**What this task involves**:
Every line below is to be quoted exactly, with nothing added or dropped.

[Working data start]

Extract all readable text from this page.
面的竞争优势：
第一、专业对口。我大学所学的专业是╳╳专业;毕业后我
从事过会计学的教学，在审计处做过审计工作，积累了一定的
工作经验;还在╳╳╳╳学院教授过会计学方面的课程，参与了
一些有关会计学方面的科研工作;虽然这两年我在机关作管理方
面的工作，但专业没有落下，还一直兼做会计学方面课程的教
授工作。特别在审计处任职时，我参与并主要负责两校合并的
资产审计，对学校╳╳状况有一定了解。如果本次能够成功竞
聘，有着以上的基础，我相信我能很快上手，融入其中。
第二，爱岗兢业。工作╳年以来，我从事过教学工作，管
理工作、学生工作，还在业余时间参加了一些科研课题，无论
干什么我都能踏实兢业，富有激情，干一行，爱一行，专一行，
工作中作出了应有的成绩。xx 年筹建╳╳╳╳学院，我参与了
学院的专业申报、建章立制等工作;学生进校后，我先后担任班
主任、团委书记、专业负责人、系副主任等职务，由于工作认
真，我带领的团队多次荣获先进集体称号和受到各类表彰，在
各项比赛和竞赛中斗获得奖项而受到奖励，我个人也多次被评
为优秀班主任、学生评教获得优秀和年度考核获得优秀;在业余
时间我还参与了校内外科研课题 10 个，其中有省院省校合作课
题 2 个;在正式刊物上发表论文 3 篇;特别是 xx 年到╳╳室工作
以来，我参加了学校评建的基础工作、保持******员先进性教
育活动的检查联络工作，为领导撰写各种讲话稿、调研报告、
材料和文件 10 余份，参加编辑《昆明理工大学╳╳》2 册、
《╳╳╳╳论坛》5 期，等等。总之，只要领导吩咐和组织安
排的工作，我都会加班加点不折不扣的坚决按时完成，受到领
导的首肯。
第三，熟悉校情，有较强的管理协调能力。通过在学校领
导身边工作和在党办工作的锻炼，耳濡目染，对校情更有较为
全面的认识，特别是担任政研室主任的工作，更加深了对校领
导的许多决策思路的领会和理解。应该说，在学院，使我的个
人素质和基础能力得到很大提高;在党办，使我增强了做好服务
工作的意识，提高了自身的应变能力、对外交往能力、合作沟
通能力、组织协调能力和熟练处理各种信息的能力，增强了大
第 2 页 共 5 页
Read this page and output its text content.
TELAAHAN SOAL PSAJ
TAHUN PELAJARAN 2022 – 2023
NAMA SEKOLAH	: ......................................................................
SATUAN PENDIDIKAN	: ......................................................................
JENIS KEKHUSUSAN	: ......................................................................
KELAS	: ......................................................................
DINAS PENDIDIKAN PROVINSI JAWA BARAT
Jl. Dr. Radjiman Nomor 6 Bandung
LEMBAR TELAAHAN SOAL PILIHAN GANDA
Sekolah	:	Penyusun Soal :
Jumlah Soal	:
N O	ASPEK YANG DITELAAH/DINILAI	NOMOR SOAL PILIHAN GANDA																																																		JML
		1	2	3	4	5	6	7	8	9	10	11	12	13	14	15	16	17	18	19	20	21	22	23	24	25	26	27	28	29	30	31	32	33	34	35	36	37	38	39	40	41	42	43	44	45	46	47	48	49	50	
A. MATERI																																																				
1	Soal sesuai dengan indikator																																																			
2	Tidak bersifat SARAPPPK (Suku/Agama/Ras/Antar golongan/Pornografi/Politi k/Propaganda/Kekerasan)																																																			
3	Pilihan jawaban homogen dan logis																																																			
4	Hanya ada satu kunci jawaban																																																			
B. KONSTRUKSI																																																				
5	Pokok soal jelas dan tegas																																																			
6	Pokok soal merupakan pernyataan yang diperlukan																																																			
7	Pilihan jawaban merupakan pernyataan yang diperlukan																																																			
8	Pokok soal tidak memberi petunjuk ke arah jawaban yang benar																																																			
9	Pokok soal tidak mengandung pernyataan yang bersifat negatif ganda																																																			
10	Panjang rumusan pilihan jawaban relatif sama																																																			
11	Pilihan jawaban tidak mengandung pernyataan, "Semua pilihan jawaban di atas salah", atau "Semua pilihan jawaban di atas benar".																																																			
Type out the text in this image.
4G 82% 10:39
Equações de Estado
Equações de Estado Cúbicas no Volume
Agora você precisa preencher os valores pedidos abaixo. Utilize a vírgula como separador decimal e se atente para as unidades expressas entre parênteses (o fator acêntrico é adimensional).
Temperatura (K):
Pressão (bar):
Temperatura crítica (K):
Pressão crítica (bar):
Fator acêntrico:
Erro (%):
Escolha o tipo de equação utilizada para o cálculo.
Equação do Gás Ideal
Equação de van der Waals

[Working data end]

**Answer in full**:
Extract all readable text from this page.
面的竞争优势：
第一、专业对口。我大学所学的专业是╳╳专业;毕业后我
从事过会计学的教学，在审计处做过审计工作，积累了一定的
工作经验;还在╳╳╳╳学院教授过会计学方面的课程，参与了
一些有关会计学方面的科研工作;虽然这两年我在机关作管理方
面的工作，但专业没有落下，还一直兼做会计学方面课程的教
授工作。特别在审计处任职时，我参与并主要负责两校合并的
资产审计，对学校╳╳状况有一定了解。如果本次能够成功竞
聘，有着以上的基础，我相信我能很快上手，融入其中。
第二，爱岗兢业。工作╳年以来，我从事过教学工作，管
理工作、学生工作，还在业余时间参加了一些科研课题，无论
干什么我都能踏实兢业，富有激情，干一行，爱一行，专一行，
工作中作出了应有的成绩。xx 年筹建╳╳╳╳学院，我参与了
学院的专业申报、建章立制等工作;学生进校后，我先后担任班
主任、团委书记、专业负责人、系副主任等职务，由于工作认
真，我带领的团队多次荣获先进集体称号和受到各类表彰，在
各项比赛和竞赛中斗获得奖项而受到奖励，我个人也多次被评
为优秀班主任、学生评教获得优秀和年度考核获得优秀;在业余
时间我还参与了校内外科研课题 10 个，其中有省院省校合作课
题 2 个;在正式刊物上发表论文 3 篇;特别是 xx 年到╳╳室工作
以来，我参加了学校评建的基础工作、保持******员先进性教
育活动的检查联络工作，为领导撰写各种讲话稿、调研报告、
材料和文件 10 余份，参加编辑《昆明理工大学╳╳》2 册、
《╳╳╳╳论坛》5 期，等等。总之，只要领导吩咐和组织安
排的工作，我都会加班加点不折不扣的坚决按时完成，受到领
导的首肯。
第三，熟悉校情，有较强的管理协调能力。通过在学校领
导身边工作和在党办工作的锻炼，耳濡目染，对校情更有较为
全面的认识，特别是担任政研室主任的工作，更加深了对校领
导的许多决策思路的领会和理解。应该说，在学院，使我的个
人素质和基础能力得到很大提高;在党办，使我增强了做好服务
工作的意识，提高了自身的应变能力、对外交往能力、合作沟
通能力、组织协调能力和熟练处理各种信息的能力，增强了大
第 2 页 共 5 页
Read this page and output its text content.
TELAAHAN SOAL PSAJ
TAHUN PELAJARAN 2022 – 2023
NAMA SEKOLAH	: ......................................................................
SATUAN PENDIDIKAN	: ......................................................................
JENIS KEKHUSUSAN	: ......................................................................
KELAS	: ......................................................................
DINAS PENDIDIKAN PROVINSI JAWA BARAT
Jl. Dr. Radjiman Nomor 6 Bandung
LEMBAR TELAAHAN SOAL PILIHAN GANDA
Sekolah	:	Penyusun Soal :
Jumlah Soal	:
N O	ASPEK YANG DITELAAH/DINILAI	NOMOR SOAL PILIHAN GANDA																																																		JML
		1	2	3	4	5	6	7	8	9	10	11	12	13	14	15	16	17	18	19	20	21	22	23	24	25	26	27	28	29	30	31	32	33	34	35	36	37	38	39	40	41	42	43	44	45	46	47	48	49	50	
A. MATERI																																																				
1	Soal sesuai dengan indikator																																																			
2	Tidak bersifat SARAPPPK (Suku/Agama/Ras/Antar golongan/Pornografi/Politi k/Propaganda/Kekerasan)																																																			
3	Pilihan jawaban homogen dan logis																																																			
4	Hanya ada satu kunci jawaban																																																			
B. KONSTRUKSI																																																				
5	Pokok soal jelas dan tegas																																																			
6	Pokok soal merupakan pernyataan yang diperlukan																																																			
7	Pilihan jawaban merupakan pernyataan yang diperlukan																																																			
8	Pokok soal tidak memberi petunjuk ke arah jawaban yang benar																																																			
9	Pokok soal tidak mengandung pernyataan yang bersifat negatif ganda																																																			
10	Panjang rumusan pilihan jawaban relatif sama																																																			
11	Pilihan jawaban tidak mengandung pernyataan, "Semua pilihan jawaban di atas salah", atau "Semua pilihan jawaban di atas benar".																																																			
Type out the text in this image.
4G 82% 10:39
Equações de Estado
Equações de Estado Cúbicas no Volume
Agora você precisa preencher os valores pedidos abaixo. Utilize a vírgula como separador decimal e se atente para as unidades expressas entre parênteses (o fator acêntrico é adimensional).
Temperatura (K):
Pressão (bar):
Temperatura crítica (K):
Pressão crítica (bar):
Fator acêntrico:
Erro (%):
Escolha o tipo de equação utilizada para o cálculo.
Equação do Gás Ideal
Equação de van der Waals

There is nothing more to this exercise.